— Short task —
Each record below is to be reproduced without any change.

— Extracted records —
* * *

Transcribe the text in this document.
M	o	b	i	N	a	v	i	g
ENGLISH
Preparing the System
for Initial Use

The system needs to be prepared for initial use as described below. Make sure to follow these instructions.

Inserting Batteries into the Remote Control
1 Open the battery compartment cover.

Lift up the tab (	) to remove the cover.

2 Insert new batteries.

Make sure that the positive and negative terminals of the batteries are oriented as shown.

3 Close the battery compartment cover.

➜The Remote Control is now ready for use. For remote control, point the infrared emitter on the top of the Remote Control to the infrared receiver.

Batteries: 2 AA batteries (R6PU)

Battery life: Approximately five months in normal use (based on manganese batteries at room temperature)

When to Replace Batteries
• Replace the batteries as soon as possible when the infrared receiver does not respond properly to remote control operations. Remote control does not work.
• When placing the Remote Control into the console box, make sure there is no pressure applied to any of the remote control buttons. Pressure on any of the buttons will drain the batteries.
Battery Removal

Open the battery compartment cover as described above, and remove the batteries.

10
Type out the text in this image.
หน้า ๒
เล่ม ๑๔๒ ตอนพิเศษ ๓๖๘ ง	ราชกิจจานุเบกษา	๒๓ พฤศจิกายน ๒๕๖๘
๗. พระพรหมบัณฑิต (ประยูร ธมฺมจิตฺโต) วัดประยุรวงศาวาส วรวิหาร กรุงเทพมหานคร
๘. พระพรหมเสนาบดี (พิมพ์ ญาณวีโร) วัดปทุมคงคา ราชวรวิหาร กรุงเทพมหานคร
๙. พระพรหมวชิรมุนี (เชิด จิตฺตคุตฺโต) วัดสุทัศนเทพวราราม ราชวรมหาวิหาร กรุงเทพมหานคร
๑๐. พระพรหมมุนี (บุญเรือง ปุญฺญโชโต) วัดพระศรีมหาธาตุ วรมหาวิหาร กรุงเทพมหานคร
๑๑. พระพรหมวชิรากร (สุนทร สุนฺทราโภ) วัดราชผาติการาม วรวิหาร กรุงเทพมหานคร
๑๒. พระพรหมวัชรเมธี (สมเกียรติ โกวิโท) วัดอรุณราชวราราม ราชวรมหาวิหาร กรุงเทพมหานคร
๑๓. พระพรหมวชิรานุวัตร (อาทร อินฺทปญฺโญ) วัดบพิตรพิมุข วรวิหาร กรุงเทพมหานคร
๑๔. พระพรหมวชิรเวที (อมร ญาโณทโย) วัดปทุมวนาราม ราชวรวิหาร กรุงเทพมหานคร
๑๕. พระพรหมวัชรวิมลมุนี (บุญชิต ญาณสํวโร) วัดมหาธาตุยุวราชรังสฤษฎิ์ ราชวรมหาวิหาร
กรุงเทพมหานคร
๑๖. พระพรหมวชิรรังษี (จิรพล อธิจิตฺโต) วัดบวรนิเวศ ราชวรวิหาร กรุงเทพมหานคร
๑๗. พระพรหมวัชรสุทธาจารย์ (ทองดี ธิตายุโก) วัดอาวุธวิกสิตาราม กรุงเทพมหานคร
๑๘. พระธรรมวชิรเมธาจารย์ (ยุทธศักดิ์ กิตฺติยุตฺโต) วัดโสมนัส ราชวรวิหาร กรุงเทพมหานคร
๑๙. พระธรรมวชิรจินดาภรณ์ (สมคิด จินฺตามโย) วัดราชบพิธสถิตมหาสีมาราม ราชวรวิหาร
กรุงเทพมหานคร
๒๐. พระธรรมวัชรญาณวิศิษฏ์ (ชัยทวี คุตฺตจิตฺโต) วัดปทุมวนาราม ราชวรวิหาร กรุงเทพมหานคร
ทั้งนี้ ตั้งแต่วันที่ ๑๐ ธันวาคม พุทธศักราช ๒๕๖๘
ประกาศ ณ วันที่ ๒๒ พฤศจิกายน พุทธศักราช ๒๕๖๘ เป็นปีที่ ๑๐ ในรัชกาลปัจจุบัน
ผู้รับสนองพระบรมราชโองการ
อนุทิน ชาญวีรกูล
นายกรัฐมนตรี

* * *

— Written response —
Transcribe the text in this document.
M	o	b	i	N	a	v	i	g
ENGLISH
Preparing the System
for Initial Use

The system needs to be prepared for initial use as described below. Make sure to follow these instructions.

Inserting Batteries into the Remote Control
1 Open the battery compartment cover.

Lift up the tab (	) to remove the cover.

2 Insert new batteries.

Make sure that the positive and negative terminals of the batteries are oriented as shown.

3 Close the battery compartment cover.

➜The Remote Control is now ready for use. For remote control, point the infrared emitter on the top of the Remote Control to the infrared receiver.

Batteries: 2 AA batteries (R6PU)

Battery life: Approximately five months in normal use (based on manganese batteries at room temperature)

When to Replace Batteries
• Replace the batteries as soon as possible when the infrared receiver does not respond properly to remote control operations. Remote control does not work.
• When placing the Remote Control into the console box, make sure there is no pressure applied to any of the remote control buttons. Pressure on any of the buttons will drain the batteries.
Battery Removal

Open the battery compartment cover as described above, and remove the batteries.

10
Type out the text in this image.
หน้า ๒
เล่ม ๑๔๒ ตอนพิเศษ ๓๖๘ ง	ราชกิจจานุเบกษา	๒๓ พฤศจิกายน ๒๕๖๘
๗. พระพรหมบัณฑิต (ประยูร ธมฺมจิตฺโต) วัดประยุรวงศาวาส วรวิหาร กรุงเทพมหานคร
๘. พระพรหมเสนาบดี (พิมพ์ ญาณวีโร) วัดปทุมคงคา ราชวรวิหาร กรุงเทพมหานคร
๙. พระพรหมวชิรมุนี (เชิด จิตฺตคุตฺโต) วัดสุทัศนเทพวราราม ราชวรมหาวิหาร กรุงเทพมหานคร
๑๐. พระพรหมมุนี (บุญเรือง ปุญฺญโชโต) วัดพระศรีมหาธาตุ วรมหาวิหาร กรุงเทพมหานคร
๑๑. พระพรหมวชิรากร (สุนทร สุนฺทราโภ) วัดราชผาติการาม วรวิหาร กรุงเทพมหานคร
๑๒. พระพรหมวัชรเมธี (สมเกียรติ โกวิโท) วัดอรุณราชวราราม ราชวรมหาวิหาร กรุงเทพมหานคร
๑๓. พระพรหมวชิรานุวัตร (อาทร อินฺทปญฺโญ) วัดบพิตรพิมุข วรวิหาร กรุงเทพมหานคร
๑๔. พระพรหมวชิรเวที (อมร ญาโณทโย) วัดปทุมวนาราม ราชวรวิหาร กรุงเทพมหานคร
๑๕. พระพรหมวัชรวิมลมุนี (บุญชิต ญาณสํวโร) วัดมหาธาตุยุวราชรังสฤษฎิ์ ราชวรมหาวิหาร
กรุงเทพมหานคร
๑๖. พระพรหมวชิรรังษี (จิรพล อธิจิตฺโต) วัดบวรนิเวศ ราชวรวิหาร กรุงเทพมหานคร
๑๗. พระพรหมวัชรสุทธาจารย์ (ทองดี ธิตายุโก) วัดอาวุธวิกสิตาราม กรุงเทพมหานคร
๑๘. พระธรรมวชิรเมธาจารย์ (ยุทธศักดิ์ กิตฺติยุตฺโต) วัดโสมนัส ราชวรวิหาร กรุงเทพมหานคร
๑๙. พระธรรมวชิรจินดาภรณ์ (สมคิด จินฺตามโย) วัดราชบพิธสถิตมหาสีมาราม ราชวรวิหาร
กรุงเทพมหานคร
๒๐. พระธรรมวัชรญาณวิศิษฏ์ (ชัยทวี คุตฺตจิตฺโต) วัดปทุมวนาราม ราชวรวิหาร กรุงเทพมหานคร
ทั้งนี้ ตั้งแต่วันที่ ๑๐ ธันวาคม พุทธศักราช ๒๕๖๘
ประกาศ ณ วันที่ ๒๒ พฤศจิกายน พุทธศักราช ๒๕๖๘ เป็นปีที่ ๑๐ ในรัชกาลปัจจุบัน
ผู้รับสนองพระบรมราชโองการ
อนุทิน ชาญวีรกูล
นายกรัฐมนตรี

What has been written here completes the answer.